## Job:
Identify all lines in the listing that include the word "this", and copy them out.
-- start of Records to process --
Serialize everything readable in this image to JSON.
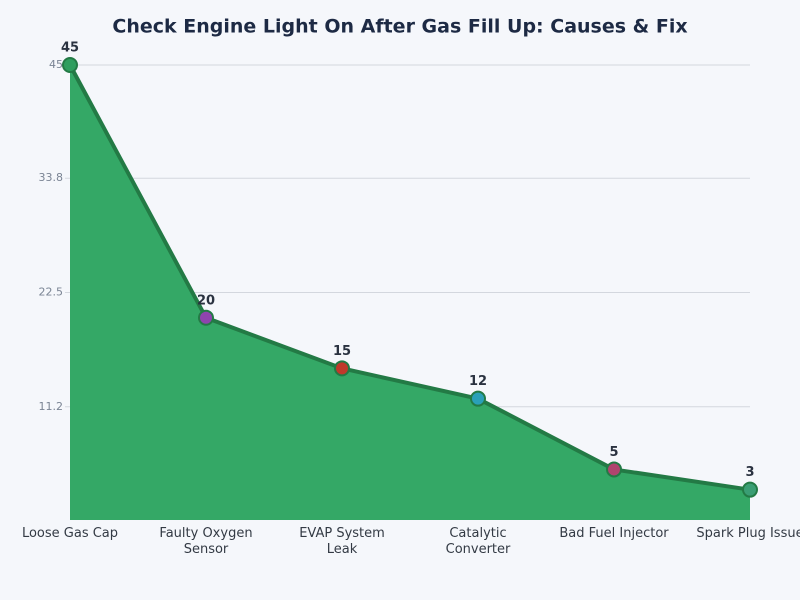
{
  "chart_data": {
    "type": "area",
    "title": "Check Engine Light On After Gas Fill Up: Causes & Fix",
    "categories": [
      "Loose Gas Cap",
      "Faulty Oxygen Sensor",
      "EVAP System Leak",
      "Catalytic Converter",
      "Bad Fuel Injector",
      "Spark Plug Issue"
    ],
    "values": [
      45,
      20,
      15,
      12,
      5,
      3
    ],
    "color": "#34a866",
    "line_color": "#237a45",
    "point_colors": [
      "#2e9e5e",
      "#8e44ad",
      "#c0392b",
      "#2aa0b8",
      "#b0446e",
      "#3a9e74"
    ],
    "ylim": [
      0,
      45
    ],
    "yticks": [
      11.2,
      22.5,
      33.8,
      45
    ],
    "grid": true
  }
}
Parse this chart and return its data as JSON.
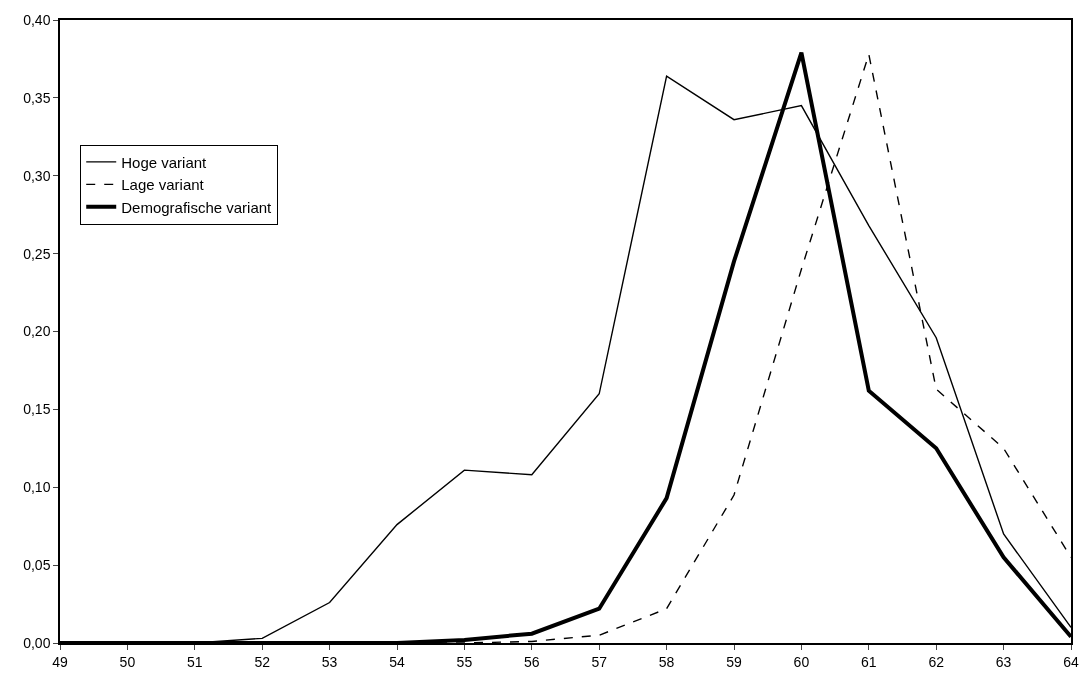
{
  "chart_data": {
    "type": "line",
    "x": [
      49,
      50,
      51,
      52,
      53,
      54,
      55,
      56,
      57,
      58,
      59,
      60,
      61,
      62,
      63,
      64
    ],
    "series": [
      {
        "name": "Hoge variant",
        "color": "#000000",
        "line_style": "solid",
        "values": [
          0,
          0,
          0,
          0.003,
          0.026,
          0.076,
          0.111,
          0.108,
          0.16,
          0.364,
          0.336,
          0.345,
          0.268,
          0.196,
          0.07,
          0.01
        ]
      },
      {
        "name": "Lage variant",
        "color": "#000000",
        "line_style": "dashed",
        "values": [
          0,
          0,
          0,
          0,
          0,
          0,
          0,
          0.001,
          0.005,
          0.022,
          0.095,
          0.24,
          0.378,
          0.163,
          0.125,
          0.055
        ]
      },
      {
        "name": "Demografische variant",
        "color": "#000000",
        "line_style": "solid",
        "values": [
          0,
          0,
          0,
          0,
          0,
          0,
          0.002,
          0.006,
          0.022,
          0.093,
          0.245,
          0.379,
          0.162,
          0.125,
          0.055,
          0.004
        ]
      }
    ],
    "xlim": [
      49,
      64
    ],
    "xticks": [
      49,
      50,
      51,
      52,
      53,
      54,
      55,
      56,
      57,
      58,
      59,
      60,
      61,
      62,
      63,
      64
    ],
    "ylim": [
      0,
      0.4
    ],
    "yticks": [
      {
        "value": 0,
        "label": "0,00"
      },
      {
        "value": 0.05,
        "label": "0,05"
      },
      {
        "value": 0.1,
        "label": "0,10"
      },
      {
        "value": 0.15,
        "label": "0,15"
      },
      {
        "value": 0.2,
        "label": "0,20"
      },
      {
        "value": 0.25,
        "label": "0,25"
      },
      {
        "value": 0.3,
        "label": "0,30"
      },
      {
        "value": 0.35,
        "label": "0,35"
      },
      {
        "value": 0.4,
        "label": "0,40"
      }
    ],
    "grid": false,
    "legend": "top left",
    "marker": "none"
  }
}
-- end of Records to process --
## Complete output:
Serialize everything readable in this image to JSON.
Parse this chart and return its data as JSON.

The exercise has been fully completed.